§ **WORK TO BE COMPLETED**: Reproduce every line of the entries below word for word, leaving out the pictures.

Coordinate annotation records
————————
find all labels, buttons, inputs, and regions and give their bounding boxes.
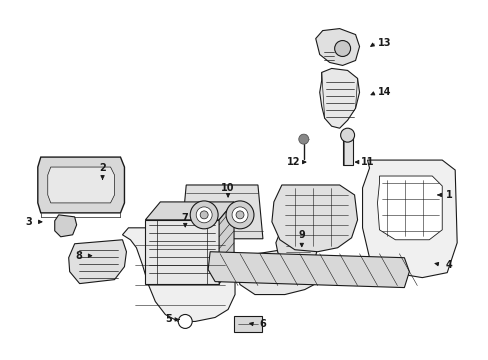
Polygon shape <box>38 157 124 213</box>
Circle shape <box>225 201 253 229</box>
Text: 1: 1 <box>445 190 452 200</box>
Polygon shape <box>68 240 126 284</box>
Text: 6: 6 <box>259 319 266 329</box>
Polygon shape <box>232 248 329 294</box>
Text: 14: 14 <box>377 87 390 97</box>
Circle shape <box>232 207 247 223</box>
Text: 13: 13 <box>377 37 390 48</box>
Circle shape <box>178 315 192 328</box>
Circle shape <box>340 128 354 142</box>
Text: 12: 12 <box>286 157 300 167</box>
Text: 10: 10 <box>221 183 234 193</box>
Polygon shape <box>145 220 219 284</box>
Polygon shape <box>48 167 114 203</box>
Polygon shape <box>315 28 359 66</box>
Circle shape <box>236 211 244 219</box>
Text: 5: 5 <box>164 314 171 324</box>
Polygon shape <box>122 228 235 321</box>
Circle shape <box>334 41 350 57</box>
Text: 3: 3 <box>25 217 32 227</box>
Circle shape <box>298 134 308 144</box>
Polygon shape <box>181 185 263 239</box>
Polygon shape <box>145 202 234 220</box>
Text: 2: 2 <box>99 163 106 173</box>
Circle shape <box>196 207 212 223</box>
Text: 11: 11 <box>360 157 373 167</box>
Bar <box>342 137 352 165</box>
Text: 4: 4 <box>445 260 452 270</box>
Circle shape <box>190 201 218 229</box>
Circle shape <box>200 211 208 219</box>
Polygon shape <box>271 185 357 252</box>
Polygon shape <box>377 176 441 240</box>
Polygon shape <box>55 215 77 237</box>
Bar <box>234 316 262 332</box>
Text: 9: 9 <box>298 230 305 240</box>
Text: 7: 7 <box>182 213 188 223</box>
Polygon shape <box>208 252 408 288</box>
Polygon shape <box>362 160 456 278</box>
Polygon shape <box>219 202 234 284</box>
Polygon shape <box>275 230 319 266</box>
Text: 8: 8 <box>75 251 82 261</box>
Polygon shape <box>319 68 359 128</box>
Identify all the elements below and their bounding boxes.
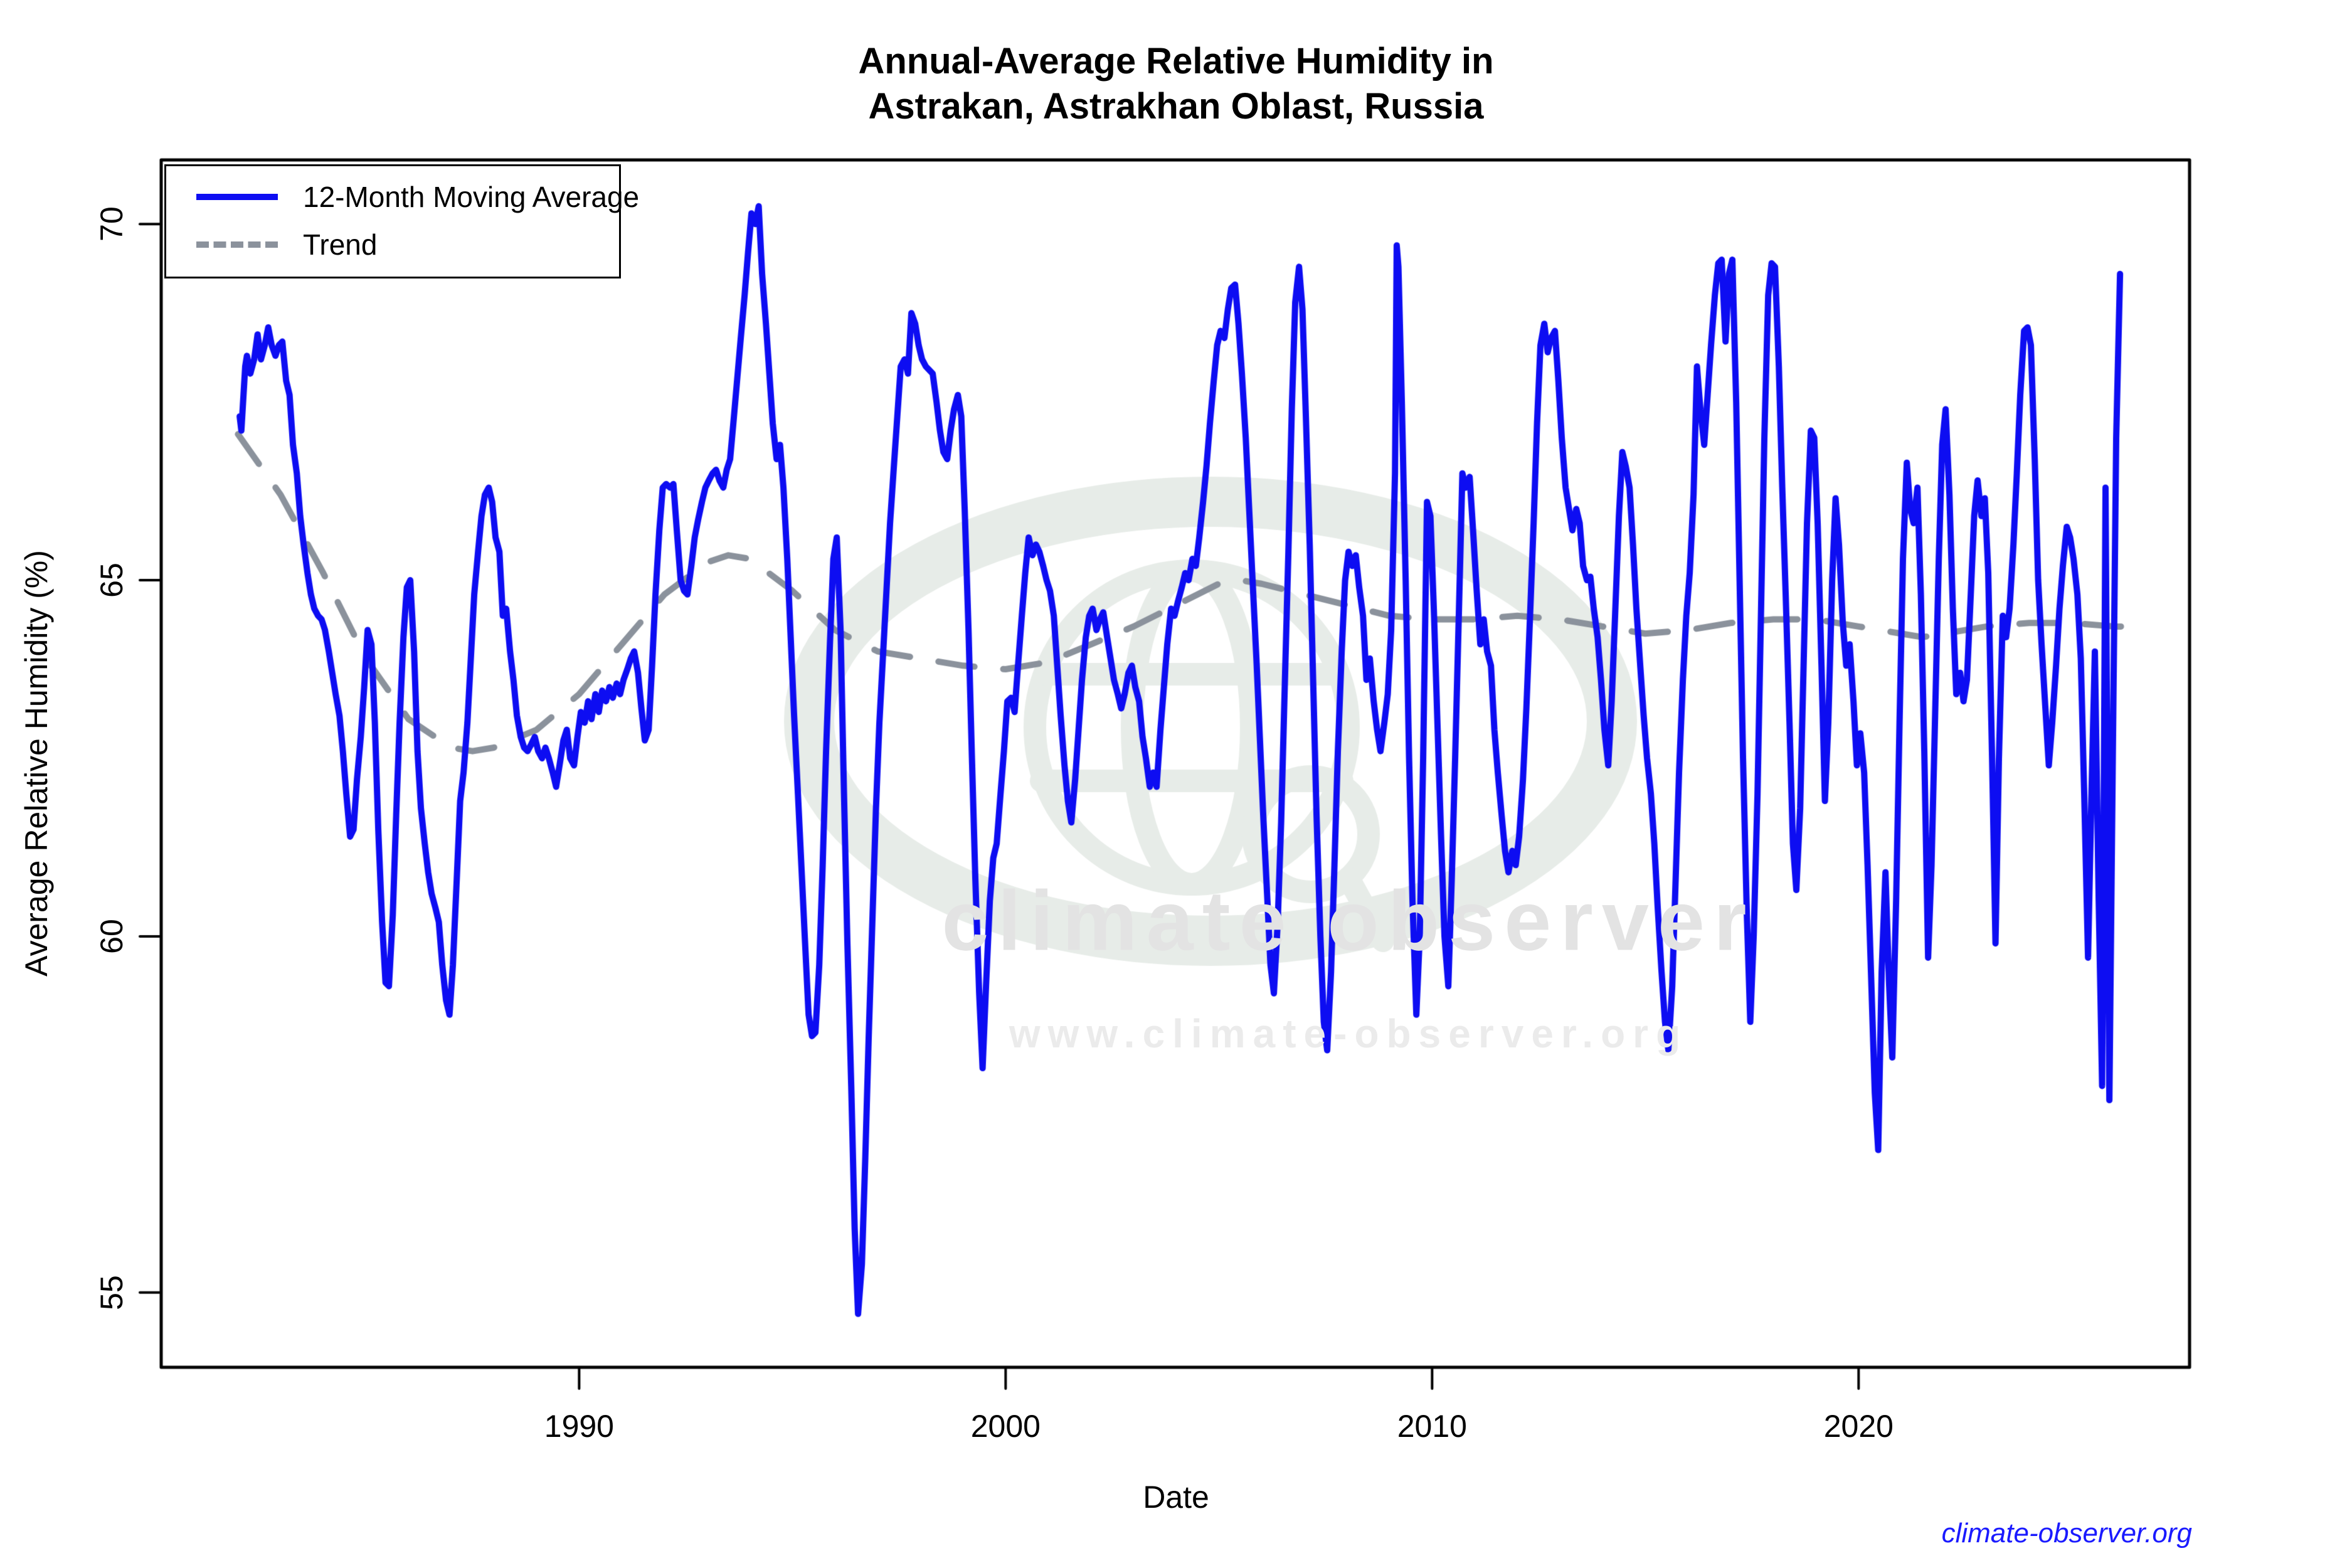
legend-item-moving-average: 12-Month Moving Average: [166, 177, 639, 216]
————————
§ **RESULT FOR THIS EXERCISE**:
find all labels, buttons, inputs, and regions and give their bounding boxes.
Polygon shape <box>38 157 124 213</box>
Circle shape <box>225 201 253 229</box>
Text: 1: 1 <box>445 190 452 200</box>
Polygon shape <box>68 240 126 284</box>
Text: 6: 6 <box>259 319 266 329</box>
Polygon shape <box>232 248 329 294</box>
Text: 14: 14 <box>377 87 390 97</box>
Circle shape <box>232 207 247 223</box>
Text: 13: 13 <box>377 37 390 48</box>
Circle shape <box>178 315 192 328</box>
Circle shape <box>340 128 354 142</box>
Text: 12: 12 <box>286 157 300 167</box>
Text: 10: 10 <box>221 183 234 193</box>
Polygon shape <box>145 220 219 284</box>
Polygon shape <box>48 167 114 203</box>
Polygon shape <box>315 28 359 66</box>
Circle shape <box>236 211 244 219</box>
Text: 5: 5 <box>164 314 171 324</box>
Polygon shape <box>122 228 235 321</box>
Circle shape <box>334 41 350 57</box>
Text: 3: 3 <box>25 217 32 227</box>
Circle shape <box>298 134 308 144</box>
Polygon shape <box>181 185 263 239</box>
Polygon shape <box>145 202 234 220</box>
Text: 2: 2 <box>99 163 106 173</box>
Circle shape <box>196 207 212 223</box>
Text: 11: 11 <box>360 157 373 167</box>
Bar <box>342 137 352 165</box>
Text: 4: 4 <box>445 260 452 270</box>
Circle shape <box>190 201 218 229</box>
Circle shape <box>200 211 208 219</box>
Polygon shape <box>271 185 357 252</box>
Polygon shape <box>377 176 441 240</box>
Polygon shape <box>55 215 77 237</box>
Bar <box>234 316 262 332</box>
Text: 9: 9 <box>298 230 305 240</box>
Text: 7: 7 <box>182 213 188 223</box>
Polygon shape <box>208 252 408 288</box>
Polygon shape <box>362 160 456 278</box>
Polygon shape <box>219 202 234 284</box>
Polygon shape <box>275 230 319 266</box>
Text: 8: 8 <box>75 251 82 261</box>
Polygon shape <box>319 68 359 128</box>
Identify all the elements below and their bounding boxes.
legend-item-moving-average: 12-Month Moving Average: [166, 177, 639, 216]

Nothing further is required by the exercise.